RECORDS:
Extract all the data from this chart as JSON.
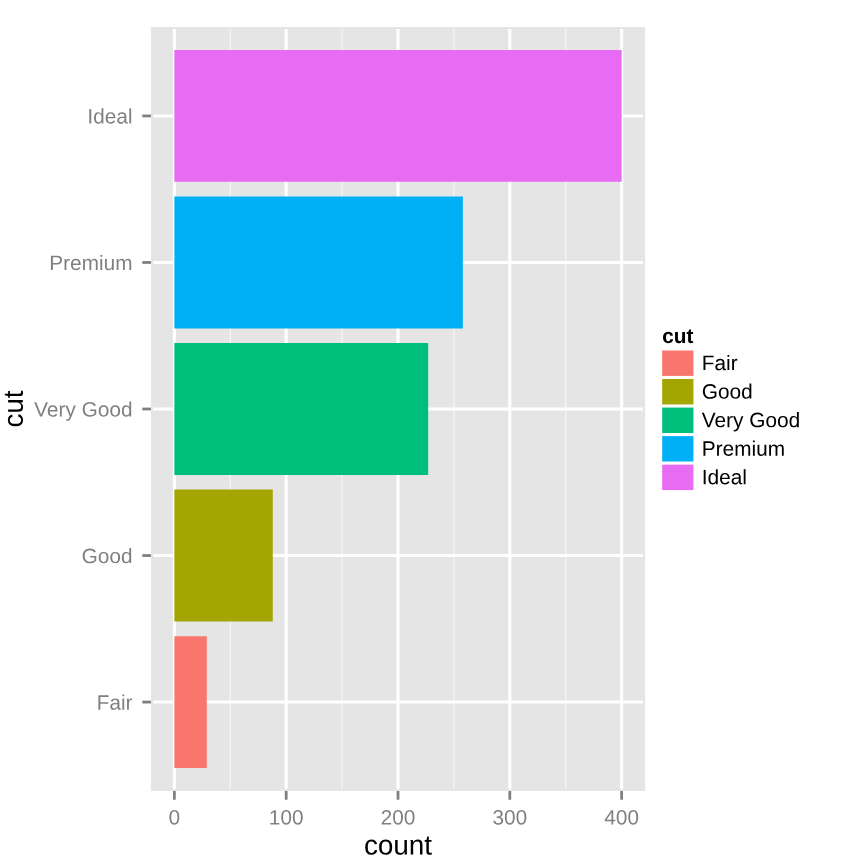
{
  "chart_data": {
    "type": "bar",
    "orientation": "horizontal",
    "categories": [
      "Ideal",
      "Premium",
      "Very Good",
      "Good",
      "Fair"
    ],
    "series": [
      {
        "name": "Fair",
        "color": "#f8766d",
        "values": [
          null,
          null,
          null,
          null,
          29
        ]
      },
      {
        "name": "Good",
        "color": "#a3a500",
        "values": [
          null,
          null,
          null,
          88,
          null
        ]
      },
      {
        "name": "Very Good",
        "color": "#00bf7d",
        "values": [
          null,
          null,
          227,
          null,
          null
        ]
      },
      {
        "name": "Premium",
        "color": "#00b0f6",
        "values": [
          null,
          258,
          null,
          null,
          null
        ]
      },
      {
        "name": "Ideal",
        "color": "#e76bf3",
        "values": [
          400,
          null,
          null,
          null,
          null
        ]
      }
    ],
    "xlabel": "count",
    "ylabel": "cut",
    "legend_title": "cut",
    "legend": "right",
    "xlim": [
      -20,
      420
    ],
    "xticks": [
      0,
      100,
      200,
      300,
      400
    ],
    "grid": true
  }
}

PROMPT: Copy every line that contains the string "name".

RESULT OF THE TASK:
        "name": "Fair",
        "name": "Good",
        "name": "Very Good",
        "name": "Premium",
        "name": "Ideal",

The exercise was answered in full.